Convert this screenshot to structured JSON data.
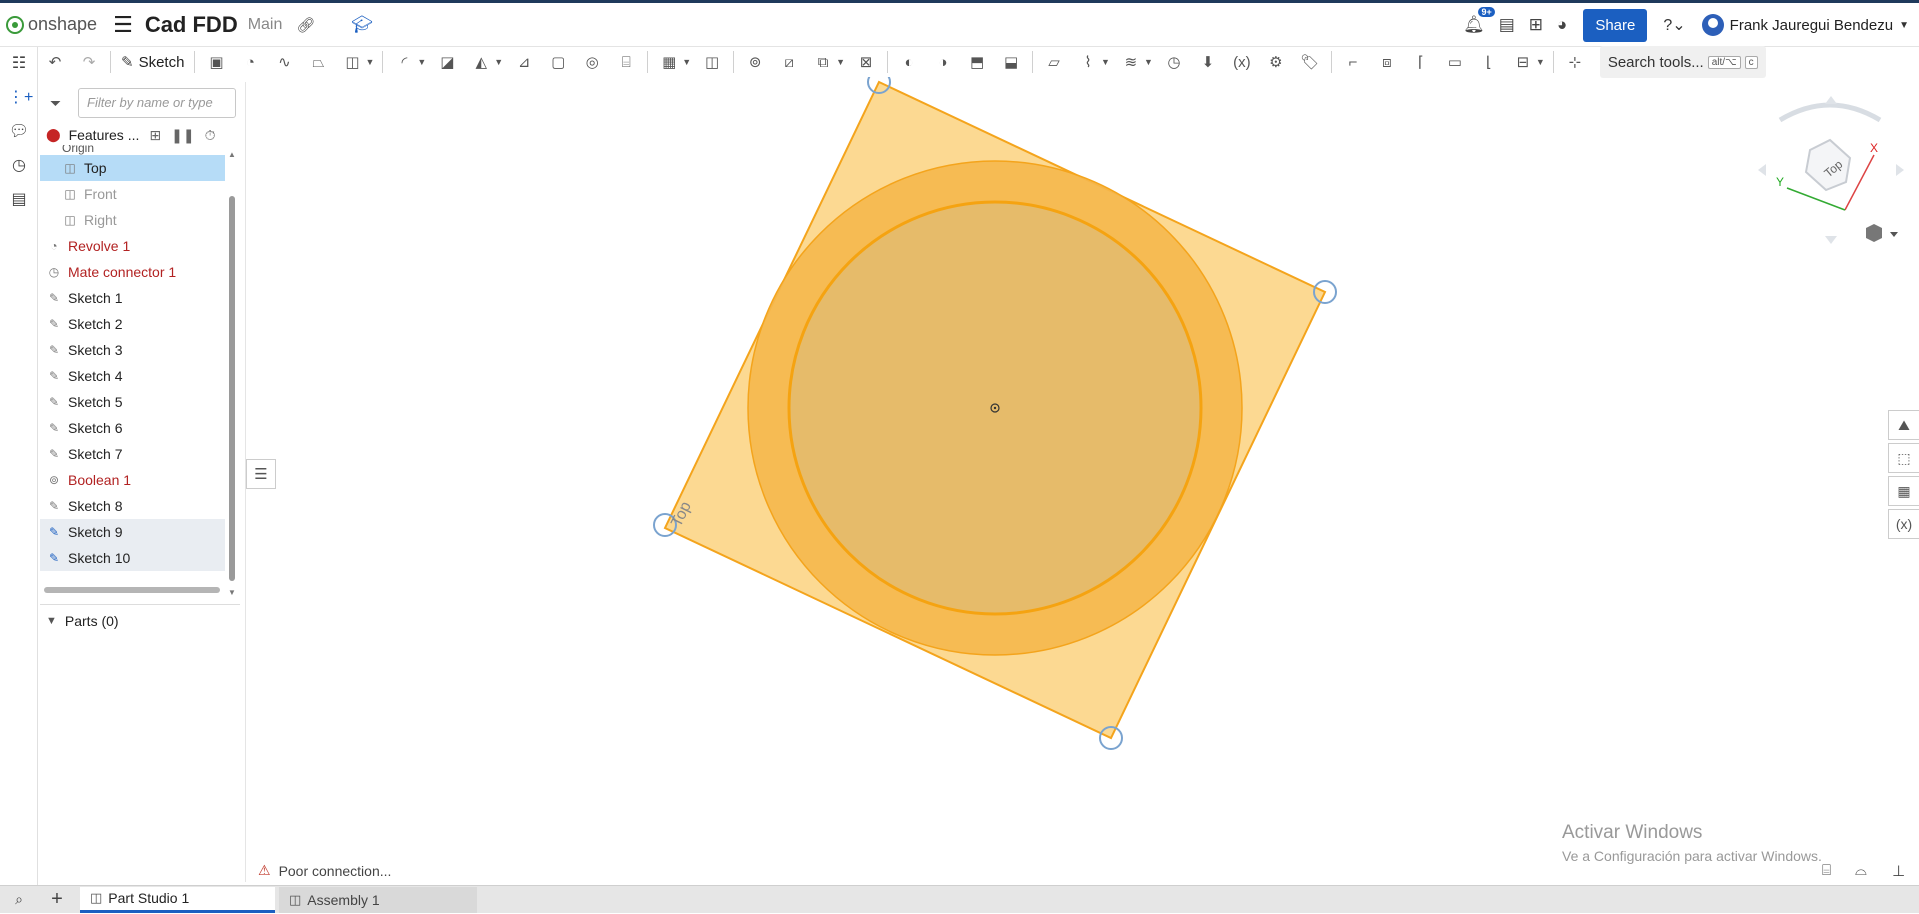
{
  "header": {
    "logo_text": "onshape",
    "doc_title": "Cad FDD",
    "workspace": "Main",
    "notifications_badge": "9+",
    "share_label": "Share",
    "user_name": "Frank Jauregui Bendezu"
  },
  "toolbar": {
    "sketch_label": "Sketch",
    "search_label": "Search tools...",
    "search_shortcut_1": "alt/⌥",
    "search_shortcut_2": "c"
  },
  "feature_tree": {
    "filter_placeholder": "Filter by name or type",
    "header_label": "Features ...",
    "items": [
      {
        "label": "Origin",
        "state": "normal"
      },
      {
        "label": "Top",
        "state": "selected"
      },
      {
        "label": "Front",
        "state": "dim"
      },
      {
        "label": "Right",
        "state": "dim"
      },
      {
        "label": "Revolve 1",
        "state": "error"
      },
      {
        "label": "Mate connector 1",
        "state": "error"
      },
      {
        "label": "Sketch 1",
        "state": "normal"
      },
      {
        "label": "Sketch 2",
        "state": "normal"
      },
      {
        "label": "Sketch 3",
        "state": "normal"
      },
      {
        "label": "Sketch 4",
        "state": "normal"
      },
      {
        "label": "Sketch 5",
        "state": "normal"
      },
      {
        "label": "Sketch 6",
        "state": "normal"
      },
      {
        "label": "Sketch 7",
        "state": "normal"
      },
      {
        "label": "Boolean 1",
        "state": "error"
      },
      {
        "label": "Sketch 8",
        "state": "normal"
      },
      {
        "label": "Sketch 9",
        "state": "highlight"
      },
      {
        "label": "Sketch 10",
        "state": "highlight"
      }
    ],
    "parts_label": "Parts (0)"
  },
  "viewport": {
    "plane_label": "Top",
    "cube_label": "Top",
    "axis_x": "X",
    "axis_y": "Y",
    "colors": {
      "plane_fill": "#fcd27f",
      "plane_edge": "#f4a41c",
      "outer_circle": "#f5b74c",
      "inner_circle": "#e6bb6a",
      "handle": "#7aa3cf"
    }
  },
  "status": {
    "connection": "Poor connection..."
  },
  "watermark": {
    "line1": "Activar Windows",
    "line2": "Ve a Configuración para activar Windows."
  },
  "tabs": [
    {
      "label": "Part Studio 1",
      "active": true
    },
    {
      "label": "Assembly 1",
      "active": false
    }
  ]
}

============================================================

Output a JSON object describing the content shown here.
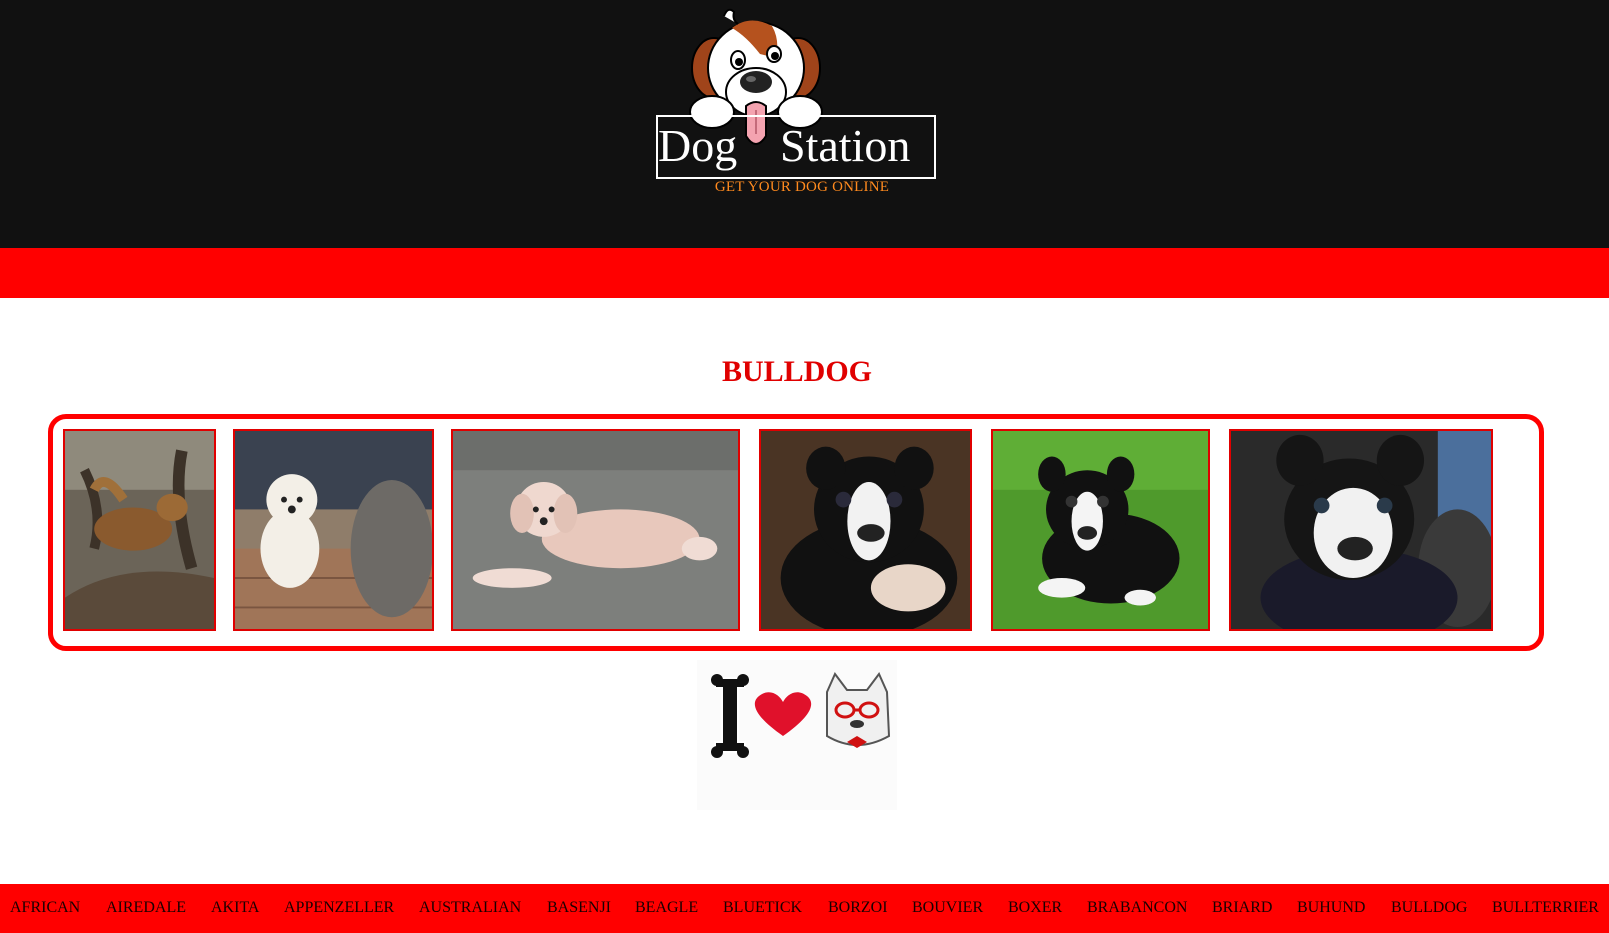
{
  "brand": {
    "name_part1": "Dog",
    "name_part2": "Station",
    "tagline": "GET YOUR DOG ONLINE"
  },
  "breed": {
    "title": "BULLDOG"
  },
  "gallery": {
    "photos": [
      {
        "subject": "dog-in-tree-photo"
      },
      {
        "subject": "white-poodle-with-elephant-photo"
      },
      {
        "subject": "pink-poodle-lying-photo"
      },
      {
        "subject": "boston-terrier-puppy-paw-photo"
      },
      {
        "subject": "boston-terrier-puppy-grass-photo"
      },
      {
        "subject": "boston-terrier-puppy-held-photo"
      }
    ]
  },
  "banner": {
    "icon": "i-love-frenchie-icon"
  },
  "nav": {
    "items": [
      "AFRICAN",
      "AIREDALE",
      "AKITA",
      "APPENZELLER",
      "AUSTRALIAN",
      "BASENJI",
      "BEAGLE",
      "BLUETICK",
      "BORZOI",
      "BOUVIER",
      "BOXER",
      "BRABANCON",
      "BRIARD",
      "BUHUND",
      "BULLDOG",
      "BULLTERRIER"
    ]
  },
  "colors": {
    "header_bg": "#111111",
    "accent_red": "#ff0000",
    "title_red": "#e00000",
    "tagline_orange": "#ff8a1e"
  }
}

============================================================

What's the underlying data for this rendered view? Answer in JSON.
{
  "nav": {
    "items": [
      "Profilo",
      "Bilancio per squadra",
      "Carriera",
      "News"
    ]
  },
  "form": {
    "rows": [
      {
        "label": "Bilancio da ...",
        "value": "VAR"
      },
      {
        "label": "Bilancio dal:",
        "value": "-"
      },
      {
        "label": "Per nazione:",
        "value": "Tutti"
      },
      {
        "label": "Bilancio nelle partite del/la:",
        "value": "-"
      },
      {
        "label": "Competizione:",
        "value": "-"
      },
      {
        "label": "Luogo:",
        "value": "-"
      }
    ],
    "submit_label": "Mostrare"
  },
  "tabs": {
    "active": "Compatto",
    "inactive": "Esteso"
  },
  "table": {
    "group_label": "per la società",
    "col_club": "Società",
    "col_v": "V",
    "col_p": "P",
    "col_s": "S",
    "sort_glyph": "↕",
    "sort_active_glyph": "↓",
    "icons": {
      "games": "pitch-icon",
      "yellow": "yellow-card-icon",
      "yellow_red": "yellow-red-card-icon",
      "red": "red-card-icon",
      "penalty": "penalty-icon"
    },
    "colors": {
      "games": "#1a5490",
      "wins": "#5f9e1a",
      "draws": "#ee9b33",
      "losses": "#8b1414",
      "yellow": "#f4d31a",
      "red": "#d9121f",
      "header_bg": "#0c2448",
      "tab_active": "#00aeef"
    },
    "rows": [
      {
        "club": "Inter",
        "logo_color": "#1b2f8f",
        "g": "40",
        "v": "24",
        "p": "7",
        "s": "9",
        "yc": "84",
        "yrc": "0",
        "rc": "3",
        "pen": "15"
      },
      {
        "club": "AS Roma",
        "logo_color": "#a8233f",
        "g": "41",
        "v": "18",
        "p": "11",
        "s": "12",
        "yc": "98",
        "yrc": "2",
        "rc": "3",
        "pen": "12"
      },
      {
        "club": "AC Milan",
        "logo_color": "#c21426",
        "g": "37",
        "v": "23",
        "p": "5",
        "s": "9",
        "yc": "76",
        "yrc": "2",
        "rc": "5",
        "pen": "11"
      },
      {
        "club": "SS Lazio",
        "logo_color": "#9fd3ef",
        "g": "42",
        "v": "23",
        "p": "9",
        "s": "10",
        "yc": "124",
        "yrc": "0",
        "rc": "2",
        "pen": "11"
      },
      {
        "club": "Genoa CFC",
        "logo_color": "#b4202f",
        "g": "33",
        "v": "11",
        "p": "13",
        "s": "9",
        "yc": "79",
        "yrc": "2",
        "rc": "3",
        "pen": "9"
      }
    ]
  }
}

============================================================

— Stated exercise —
Wherever "data" shows up in a line, copy that line.

— Answer for the task —
Convert this screenshot to structured JSON data.
What's the underlying data for this rendered view? Answer in JSON.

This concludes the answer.